◆ Objective ◆
Present each line of the entries below that holds the word "Garden".

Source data
════════════════════

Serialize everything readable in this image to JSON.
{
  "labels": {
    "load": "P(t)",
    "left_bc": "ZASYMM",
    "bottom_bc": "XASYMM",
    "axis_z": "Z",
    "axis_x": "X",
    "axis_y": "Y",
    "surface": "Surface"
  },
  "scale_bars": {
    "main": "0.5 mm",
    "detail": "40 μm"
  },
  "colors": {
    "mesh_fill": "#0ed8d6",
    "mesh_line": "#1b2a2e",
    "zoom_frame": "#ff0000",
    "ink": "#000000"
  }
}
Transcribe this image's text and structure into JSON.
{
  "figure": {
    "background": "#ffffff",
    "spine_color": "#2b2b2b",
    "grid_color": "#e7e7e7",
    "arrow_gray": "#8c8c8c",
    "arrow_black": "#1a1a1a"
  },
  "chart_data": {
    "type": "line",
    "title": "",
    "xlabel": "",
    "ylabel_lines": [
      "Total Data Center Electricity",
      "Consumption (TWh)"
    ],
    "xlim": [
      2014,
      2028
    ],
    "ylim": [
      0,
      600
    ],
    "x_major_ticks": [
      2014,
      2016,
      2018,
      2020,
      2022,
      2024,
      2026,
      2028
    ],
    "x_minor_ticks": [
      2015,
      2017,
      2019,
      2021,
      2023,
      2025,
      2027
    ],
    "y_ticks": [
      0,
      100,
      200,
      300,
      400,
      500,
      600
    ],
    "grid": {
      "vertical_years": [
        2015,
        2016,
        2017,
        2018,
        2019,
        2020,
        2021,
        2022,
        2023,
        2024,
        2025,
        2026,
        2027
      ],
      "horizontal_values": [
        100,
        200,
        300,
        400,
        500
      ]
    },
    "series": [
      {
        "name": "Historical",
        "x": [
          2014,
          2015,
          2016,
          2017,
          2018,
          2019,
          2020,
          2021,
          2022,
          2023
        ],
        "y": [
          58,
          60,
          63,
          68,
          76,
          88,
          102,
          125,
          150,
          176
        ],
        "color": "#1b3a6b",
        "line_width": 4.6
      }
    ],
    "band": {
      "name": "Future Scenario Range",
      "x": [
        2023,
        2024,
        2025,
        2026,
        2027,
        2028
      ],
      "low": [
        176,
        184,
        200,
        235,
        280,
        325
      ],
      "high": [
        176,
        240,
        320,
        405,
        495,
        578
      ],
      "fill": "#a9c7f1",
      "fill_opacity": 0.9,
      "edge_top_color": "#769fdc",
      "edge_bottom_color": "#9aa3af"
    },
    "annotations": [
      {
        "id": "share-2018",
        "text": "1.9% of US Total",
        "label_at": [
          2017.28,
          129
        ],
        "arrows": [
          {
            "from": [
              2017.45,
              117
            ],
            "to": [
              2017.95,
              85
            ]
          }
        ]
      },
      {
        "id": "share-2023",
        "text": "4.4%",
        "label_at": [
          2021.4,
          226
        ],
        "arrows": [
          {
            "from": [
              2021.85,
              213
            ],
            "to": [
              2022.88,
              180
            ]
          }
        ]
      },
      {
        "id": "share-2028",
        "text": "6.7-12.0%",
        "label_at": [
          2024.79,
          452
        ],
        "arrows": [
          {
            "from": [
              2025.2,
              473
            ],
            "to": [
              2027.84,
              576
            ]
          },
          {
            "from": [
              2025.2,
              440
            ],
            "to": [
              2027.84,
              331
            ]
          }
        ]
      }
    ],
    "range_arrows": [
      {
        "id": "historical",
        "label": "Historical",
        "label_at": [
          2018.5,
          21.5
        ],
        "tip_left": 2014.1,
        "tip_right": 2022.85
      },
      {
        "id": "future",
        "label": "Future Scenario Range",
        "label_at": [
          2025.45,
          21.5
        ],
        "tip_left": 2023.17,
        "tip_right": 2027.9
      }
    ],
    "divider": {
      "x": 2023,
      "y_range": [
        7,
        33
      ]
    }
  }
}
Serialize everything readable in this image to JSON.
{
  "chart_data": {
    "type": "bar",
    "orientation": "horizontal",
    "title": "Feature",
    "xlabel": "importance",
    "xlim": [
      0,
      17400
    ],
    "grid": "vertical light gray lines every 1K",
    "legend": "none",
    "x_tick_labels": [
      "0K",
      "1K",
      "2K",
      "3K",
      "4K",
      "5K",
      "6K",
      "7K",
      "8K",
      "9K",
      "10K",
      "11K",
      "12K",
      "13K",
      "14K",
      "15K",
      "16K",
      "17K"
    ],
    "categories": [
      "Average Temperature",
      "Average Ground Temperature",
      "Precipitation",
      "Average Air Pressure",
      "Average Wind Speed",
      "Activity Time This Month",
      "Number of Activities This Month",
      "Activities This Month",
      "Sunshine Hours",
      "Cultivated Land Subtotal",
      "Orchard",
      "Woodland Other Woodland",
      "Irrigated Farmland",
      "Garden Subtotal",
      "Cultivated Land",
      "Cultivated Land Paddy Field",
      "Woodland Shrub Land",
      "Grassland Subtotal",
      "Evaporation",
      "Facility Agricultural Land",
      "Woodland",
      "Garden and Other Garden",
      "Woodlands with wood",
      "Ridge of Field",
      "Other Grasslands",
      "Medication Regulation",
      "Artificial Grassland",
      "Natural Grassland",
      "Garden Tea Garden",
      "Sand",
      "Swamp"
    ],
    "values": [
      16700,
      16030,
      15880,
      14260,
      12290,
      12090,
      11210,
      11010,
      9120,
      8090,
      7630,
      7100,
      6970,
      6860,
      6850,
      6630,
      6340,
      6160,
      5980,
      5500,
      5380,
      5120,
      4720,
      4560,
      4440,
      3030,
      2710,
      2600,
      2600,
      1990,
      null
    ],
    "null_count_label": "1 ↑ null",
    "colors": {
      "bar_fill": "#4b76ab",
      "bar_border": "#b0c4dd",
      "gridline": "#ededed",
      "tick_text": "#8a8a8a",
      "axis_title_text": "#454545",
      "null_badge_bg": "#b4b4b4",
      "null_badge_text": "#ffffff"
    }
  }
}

════════════════════

◆ The result ◆
      "Garden Subtotal",
      "Garden and Other Garden",
      "Garden Tea Garden",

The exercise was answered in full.